(Dataset excerpt)
------------------------------------------------

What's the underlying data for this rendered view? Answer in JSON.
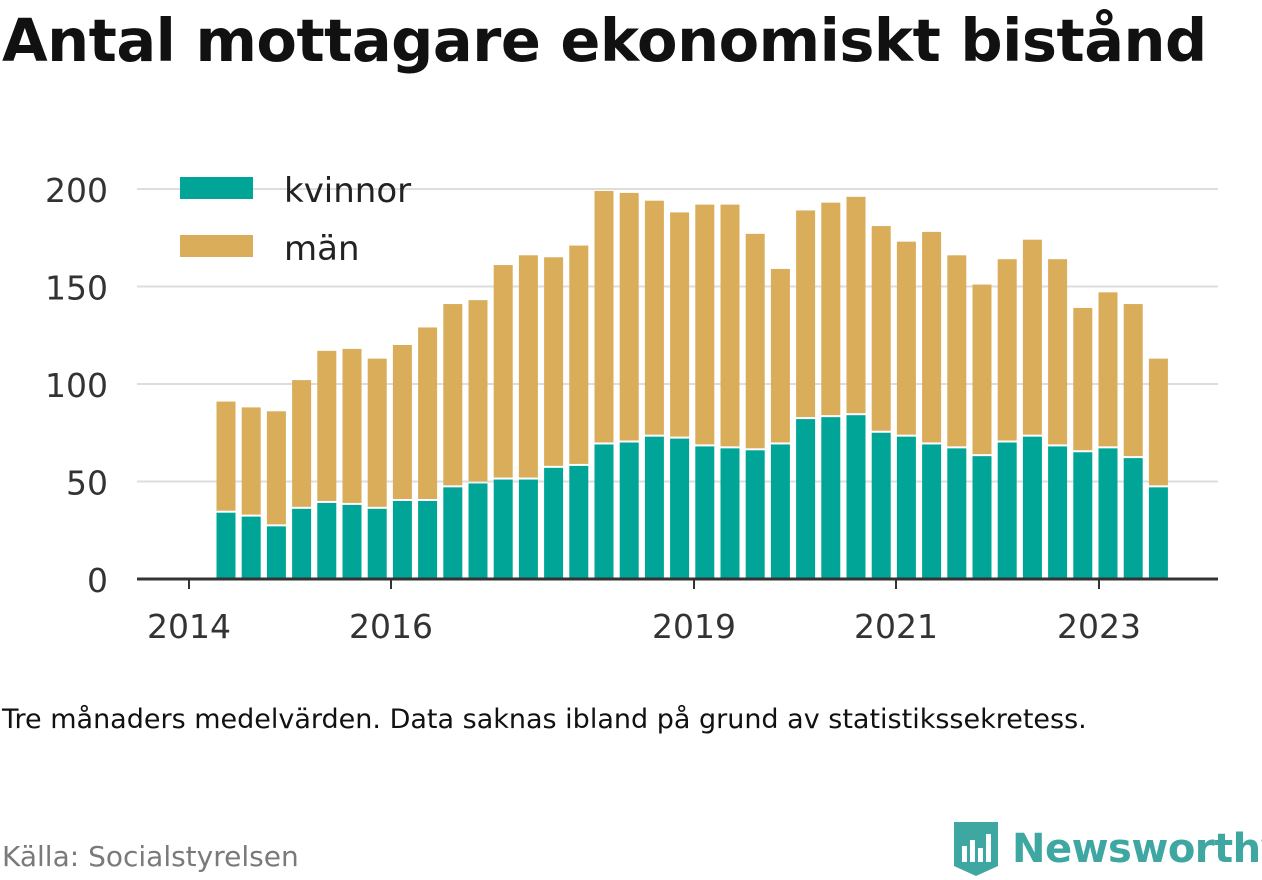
{
  "title": "Antal mottagare ekonomiskt bistånd",
  "note": "Tre månaders medelvärden. Data saknas ibland på grund av statistikssekretess.",
  "source": "Källa: Socialstyrelsen",
  "brand": {
    "name": "Newsworthy",
    "logo_icon": "bar-chart-logo-icon"
  },
  "colors": {
    "kvinnor": "#00a598",
    "man": "#d9ad5a",
    "grid": "#dddddd",
    "axis": "#333333",
    "brand": "#3fa7a1"
  },
  "chart_data": {
    "type": "bar",
    "stacked": true,
    "grid": true,
    "legend_position": "top-left",
    "ylim": [
      0,
      200
    ],
    "yticks": [
      0,
      50,
      100,
      150,
      200
    ],
    "xticks": [
      "2014",
      "2016",
      "2019",
      "2021",
      "2023"
    ],
    "series": [
      {
        "name": "kvinnor",
        "color": "#00a598",
        "values": [
          34,
          32,
          27,
          36,
          39,
          38,
          36,
          40,
          40,
          47,
          49,
          51,
          51,
          57,
          58,
          69,
          70,
          73,
          72,
          68,
          67,
          66,
          69,
          82,
          83,
          84,
          75,
          73,
          69,
          67,
          63,
          70,
          73,
          68,
          65,
          67,
          62,
          47
        ]
      },
      {
        "name": "män",
        "color": "#d9ad5a",
        "values": [
          57,
          56,
          59,
          66,
          78,
          80,
          77,
          80,
          89,
          94,
          94,
          110,
          115,
          108,
          113,
          130,
          128,
          121,
          116,
          124,
          125,
          111,
          90,
          107,
          110,
          112,
          106,
          100,
          109,
          99,
          88,
          94,
          101,
          96,
          74,
          80,
          79,
          66
        ]
      }
    ]
  }
}
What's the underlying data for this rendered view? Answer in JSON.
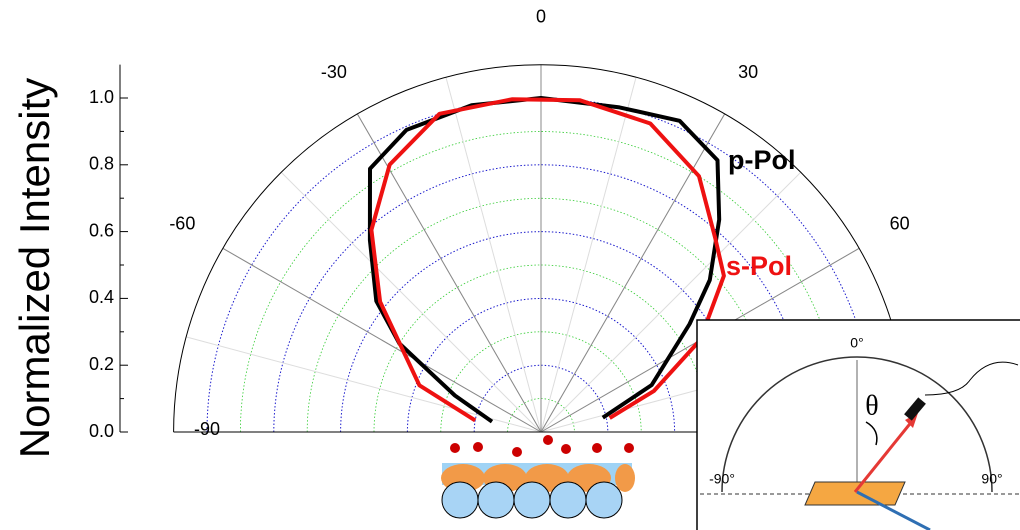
{
  "chart_data": {
    "type": "polar",
    "y_label": "Normalized Intensity",
    "rlim": [
      0,
      1.1
    ],
    "rticks": [
      0.0,
      0.2,
      0.4,
      0.6,
      0.8,
      1.0
    ],
    "rtick_labels": [
      "0.0",
      "0.2",
      "0.4",
      "0.6",
      "0.8",
      "1.0"
    ],
    "thetalim": [
      -90,
      90
    ],
    "thetaticks": [
      -90,
      -60,
      -30,
      0,
      30,
      60
    ],
    "grid": true,
    "series": [
      {
        "name": "p-Pol",
        "color": "#000000",
        "x": [
          -78,
          -67,
          -58,
          -51.5,
          -41.7,
          -33,
          -24,
          -12,
          0,
          13.6,
          24,
          33,
          40,
          48,
          54,
          67,
          77
        ],
        "values": [
          0.15,
          0.28,
          0.5,
          0.63,
          0.77,
          0.94,
          0.99,
          1.0,
          1.0,
          1.0,
          1.02,
          0.97,
          0.83,
          0.68,
          0.55,
          0.36,
          0.19
        ]
      },
      {
        "name": "s-Pol",
        "color": "#ee1111",
        "x": [
          -80,
          -69,
          -51,
          -40,
          -29.5,
          -17.7,
          -5,
          6.7,
          19.5,
          31.7,
          42,
          49.5,
          60,
          70,
          78.5
        ],
        "values": [
          0.2,
          0.39,
          0.62,
          0.79,
          0.92,
          1.0,
          1.0,
          1.0,
          0.98,
          0.9,
          0.78,
          0.72,
          0.55,
          0.36,
          0.21
        ]
      }
    ]
  },
  "inset": {
    "zero_label": "0°",
    "theta_label": "θ",
    "left_label": "-90°",
    "right_label": "90°"
  }
}
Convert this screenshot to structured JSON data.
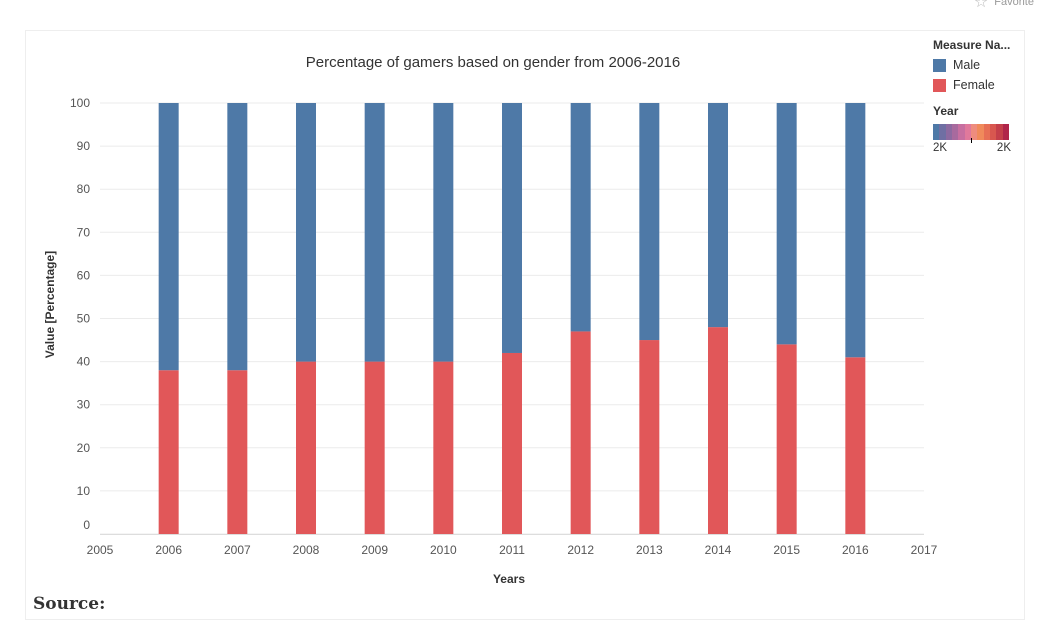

------------------------------------------------

* [Written instruction] Give an exact copy of the material, leaving out every picture.

* [Output for this task]
What's the underlying data for this rendered view? Answer in JSON.
{
  "title": "Antal mottagare ekonomiskt bistånd",
  "note": "Tre månaders medelvärden. Data saknas ibland på grund av statistikssekretess.",
  "source": "Källa: Socialstyrelsen",
  "brand": {
    "name": "Newsworthy",
    "logo_icon": "bar-chart-logo-icon"
  },
  "colors": {
    "kvinnor": "#00a598",
    "man": "#d9ad5a",
    "grid": "#dddddd",
    "axis": "#333333",
    "brand": "#3fa7a1"
  },
  "chart_data": {
    "type": "bar",
    "stacked": true,
    "grid": true,
    "legend_position": "top-left",
    "ylim": [
      0,
      200
    ],
    "yticks": [
      0,
      50,
      100,
      150,
      200
    ],
    "xticks": [
      "2014",
      "2016",
      "2019",
      "2021",
      "2023"
    ],
    "series": [
      {
        "name": "kvinnor",
        "color": "#00a598",
        "values": [
          34,
          32,
          27,
          36,
          39,
          38,
          36,
          40,
          40,
          47,
          49,
          51,
          51,
          57,
          58,
          69,
          70,
          73,
          72,
          68,
          67,
          66,
          69,
          82,
          83,
          84,
          75,
          73,
          69,
          67,
          63,
          70,
          73,
          68,
          65,
          67,
          62,
          47
        ]
      },
      {
        "name": "män",
        "color": "#d9ad5a",
        "values": [
          57,
          56,
          59,
          66,
          78,
          80,
          77,
          80,
          89,
          94,
          94,
          110,
          115,
          108,
          113,
          130,
          128,
          121,
          116,
          124,
          125,
          111,
          90,
          107,
          110,
          112,
          106,
          100,
          109,
          99,
          88,
          94,
          101,
          96,
          74,
          80,
          79,
          66
        ]
      }
    ]
  }
}
What's the underlying data for this rendered view? Answer in JSON.
{
  "chart_data": {
    "type": "polar",
    "y_label": "Normalized Intensity",
    "rlim": [
      0,
      1.1
    ],
    "rticks": [
      0.0,
      0.2,
      0.4,
      0.6,
      0.8,
      1.0
    ],
    "rtick_labels": [
      "0.0",
      "0.2",
      "0.4",
      "0.6",
      "0.8",
      "1.0"
    ],
    "thetalim": [
      -90,
      90
    ],
    "thetaticks": [
      -90,
      -60,
      -30,
      0,
      30,
      60
    ],
    "grid": true,
    "series": [
      {
        "name": "p-Pol",
        "color": "#000000",
        "x": [
          -78,
          -67,
          -58,
          -51.5,
          -41.7,
          -33,
          -24,
          -12,
          0,
          13.6,
          24,
          33,
          40,
          48,
          54,
          67,
          77
        ],
        "values": [
          0.15,
          0.28,
          0.5,
          0.63,
          0.77,
          0.94,
          0.99,
          1.0,
          1.0,
          1.0,
          1.02,
          0.97,
          0.83,
          0.68,
          0.55,
          0.36,
          0.19
        ]
      },
      {
        "name": "s-Pol",
        "color": "#ee1111",
        "x": [
          -80,
          -69,
          -51,
          -40,
          -29.5,
          -17.7,
          -5,
          6.7,
          19.5,
          31.7,
          42,
          49.5,
          60,
          70,
          78.5
        ],
        "values": [
          0.2,
          0.39,
          0.62,
          0.79,
          0.92,
          1.0,
          1.0,
          1.0,
          0.98,
          0.9,
          0.78,
          0.72,
          0.55,
          0.36,
          0.21
        ]
      }
    ]
  },
  "inset": {
    "zero_label": "0°",
    "theta_label": "θ",
    "left_label": "-90°",
    "right_label": "90°"
  }
}
Convert this screenshot to structured JSON data.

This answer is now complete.